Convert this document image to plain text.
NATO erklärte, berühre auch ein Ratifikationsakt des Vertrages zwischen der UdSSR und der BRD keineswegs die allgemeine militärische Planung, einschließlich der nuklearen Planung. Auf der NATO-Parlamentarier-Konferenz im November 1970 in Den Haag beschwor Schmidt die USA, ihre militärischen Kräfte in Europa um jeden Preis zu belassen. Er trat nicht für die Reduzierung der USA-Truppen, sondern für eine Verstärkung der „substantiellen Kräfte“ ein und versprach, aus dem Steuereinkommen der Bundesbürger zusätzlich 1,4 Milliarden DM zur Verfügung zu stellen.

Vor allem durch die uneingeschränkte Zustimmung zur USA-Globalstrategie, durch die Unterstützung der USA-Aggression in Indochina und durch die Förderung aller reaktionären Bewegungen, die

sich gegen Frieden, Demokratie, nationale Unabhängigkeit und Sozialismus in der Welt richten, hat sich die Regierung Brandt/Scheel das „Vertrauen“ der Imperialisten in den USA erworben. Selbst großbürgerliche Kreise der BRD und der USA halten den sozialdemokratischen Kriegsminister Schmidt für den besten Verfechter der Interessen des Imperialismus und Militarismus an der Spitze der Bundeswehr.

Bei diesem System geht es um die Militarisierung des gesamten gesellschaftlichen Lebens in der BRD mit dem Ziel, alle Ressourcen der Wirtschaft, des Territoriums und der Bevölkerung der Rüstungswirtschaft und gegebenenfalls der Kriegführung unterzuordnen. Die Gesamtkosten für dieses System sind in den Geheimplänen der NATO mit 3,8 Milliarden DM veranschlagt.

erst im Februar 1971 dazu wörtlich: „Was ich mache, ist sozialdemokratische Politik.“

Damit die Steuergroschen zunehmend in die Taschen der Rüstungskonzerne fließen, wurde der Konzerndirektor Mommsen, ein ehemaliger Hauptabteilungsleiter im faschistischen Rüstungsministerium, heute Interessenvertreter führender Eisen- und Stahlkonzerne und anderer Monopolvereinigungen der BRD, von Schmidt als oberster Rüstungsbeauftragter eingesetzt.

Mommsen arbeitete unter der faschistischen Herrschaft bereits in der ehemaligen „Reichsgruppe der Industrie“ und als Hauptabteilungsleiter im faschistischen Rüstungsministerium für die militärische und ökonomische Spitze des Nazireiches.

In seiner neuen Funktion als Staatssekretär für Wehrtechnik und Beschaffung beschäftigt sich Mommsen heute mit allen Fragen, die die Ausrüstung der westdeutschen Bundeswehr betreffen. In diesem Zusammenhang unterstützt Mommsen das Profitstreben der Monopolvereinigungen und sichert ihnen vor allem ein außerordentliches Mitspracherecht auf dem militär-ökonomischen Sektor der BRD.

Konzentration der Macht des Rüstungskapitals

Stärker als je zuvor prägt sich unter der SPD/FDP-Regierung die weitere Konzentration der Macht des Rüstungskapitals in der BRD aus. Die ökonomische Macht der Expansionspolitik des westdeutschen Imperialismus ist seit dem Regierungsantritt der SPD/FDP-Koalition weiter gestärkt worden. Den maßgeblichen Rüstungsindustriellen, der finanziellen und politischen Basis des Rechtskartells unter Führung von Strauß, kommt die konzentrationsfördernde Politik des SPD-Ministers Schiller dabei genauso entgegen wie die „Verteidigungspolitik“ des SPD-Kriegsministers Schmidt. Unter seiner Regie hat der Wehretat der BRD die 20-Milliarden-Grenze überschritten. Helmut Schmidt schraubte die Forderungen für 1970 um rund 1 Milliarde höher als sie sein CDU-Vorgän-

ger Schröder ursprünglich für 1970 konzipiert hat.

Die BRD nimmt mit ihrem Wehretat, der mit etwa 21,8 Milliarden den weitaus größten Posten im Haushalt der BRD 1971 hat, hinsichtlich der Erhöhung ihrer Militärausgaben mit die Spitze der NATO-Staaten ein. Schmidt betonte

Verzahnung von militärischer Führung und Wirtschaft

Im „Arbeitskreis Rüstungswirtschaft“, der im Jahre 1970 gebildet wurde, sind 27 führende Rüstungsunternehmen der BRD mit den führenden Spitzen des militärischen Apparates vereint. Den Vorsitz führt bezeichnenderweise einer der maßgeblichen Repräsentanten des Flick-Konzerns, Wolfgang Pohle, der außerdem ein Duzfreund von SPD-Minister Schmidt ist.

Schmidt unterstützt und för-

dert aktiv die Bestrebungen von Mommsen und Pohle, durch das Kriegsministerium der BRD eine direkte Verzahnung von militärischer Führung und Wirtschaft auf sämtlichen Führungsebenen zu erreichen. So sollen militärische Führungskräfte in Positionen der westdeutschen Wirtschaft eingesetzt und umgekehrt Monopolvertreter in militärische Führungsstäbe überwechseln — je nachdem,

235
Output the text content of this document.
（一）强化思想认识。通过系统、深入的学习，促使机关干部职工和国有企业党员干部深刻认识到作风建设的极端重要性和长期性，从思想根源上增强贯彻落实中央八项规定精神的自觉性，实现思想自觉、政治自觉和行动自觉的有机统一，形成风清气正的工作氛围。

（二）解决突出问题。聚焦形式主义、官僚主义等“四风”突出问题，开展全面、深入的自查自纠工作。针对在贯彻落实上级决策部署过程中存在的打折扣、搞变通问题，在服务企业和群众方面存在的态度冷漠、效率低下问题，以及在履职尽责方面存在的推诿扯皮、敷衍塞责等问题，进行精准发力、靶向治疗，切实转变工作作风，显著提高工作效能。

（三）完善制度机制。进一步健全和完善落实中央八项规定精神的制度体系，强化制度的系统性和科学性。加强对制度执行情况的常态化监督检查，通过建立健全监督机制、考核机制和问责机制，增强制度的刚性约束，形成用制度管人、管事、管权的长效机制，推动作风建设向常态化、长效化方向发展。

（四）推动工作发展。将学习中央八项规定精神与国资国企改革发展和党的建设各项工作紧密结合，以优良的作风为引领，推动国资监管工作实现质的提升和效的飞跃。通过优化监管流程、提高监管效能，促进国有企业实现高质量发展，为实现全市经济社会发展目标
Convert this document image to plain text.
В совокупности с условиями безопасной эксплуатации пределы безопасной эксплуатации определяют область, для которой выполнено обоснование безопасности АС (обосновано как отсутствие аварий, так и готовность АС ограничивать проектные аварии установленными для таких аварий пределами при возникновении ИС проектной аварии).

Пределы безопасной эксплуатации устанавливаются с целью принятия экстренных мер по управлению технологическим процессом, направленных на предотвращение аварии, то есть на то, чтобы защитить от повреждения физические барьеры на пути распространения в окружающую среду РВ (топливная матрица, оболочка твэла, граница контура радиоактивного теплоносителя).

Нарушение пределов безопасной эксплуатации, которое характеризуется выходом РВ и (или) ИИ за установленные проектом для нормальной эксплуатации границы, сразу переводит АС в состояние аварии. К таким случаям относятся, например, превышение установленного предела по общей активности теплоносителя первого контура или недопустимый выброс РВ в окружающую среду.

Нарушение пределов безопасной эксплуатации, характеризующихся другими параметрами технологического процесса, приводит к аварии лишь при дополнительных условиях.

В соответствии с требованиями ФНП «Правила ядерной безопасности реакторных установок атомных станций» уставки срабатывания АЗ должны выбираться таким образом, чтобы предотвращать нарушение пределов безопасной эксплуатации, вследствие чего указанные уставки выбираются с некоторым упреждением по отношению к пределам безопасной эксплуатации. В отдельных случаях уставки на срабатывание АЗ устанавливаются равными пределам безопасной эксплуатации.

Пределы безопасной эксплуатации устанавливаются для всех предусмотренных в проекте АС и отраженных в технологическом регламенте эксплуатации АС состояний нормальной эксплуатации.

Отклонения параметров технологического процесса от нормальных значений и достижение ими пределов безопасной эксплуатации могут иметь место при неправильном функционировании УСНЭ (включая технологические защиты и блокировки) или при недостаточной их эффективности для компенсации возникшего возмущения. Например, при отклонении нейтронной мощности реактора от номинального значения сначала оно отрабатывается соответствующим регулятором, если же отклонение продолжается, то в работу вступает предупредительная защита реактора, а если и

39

# Given request
Where a line holds "теплоносителя", copy it out.

# Output for this exercise
Пределы безопасной эксплуатации устанавливаются с целью принятия экстренных мер по управлению технологическим процессом, направленных на предотвращение аварии, то есть на то, чтобы защитить от повреждения физические барьеры на пути распространения в окружающую среду РВ (топливная матрица, оболочка твэла, граница контура радиоактивного теплоносителя).
Нарушение пределов безопасной эксплуатации, которое характеризуется выходом РВ и (или) ИИ за установленные проектом для нормальной эксплуатации границы, сразу переводит АС в состояние аварии. К таким случаям относятся, например, превышение установленного предела по общей активности теплоносителя первого контура или недопустимый выброс РВ в окружающую среду.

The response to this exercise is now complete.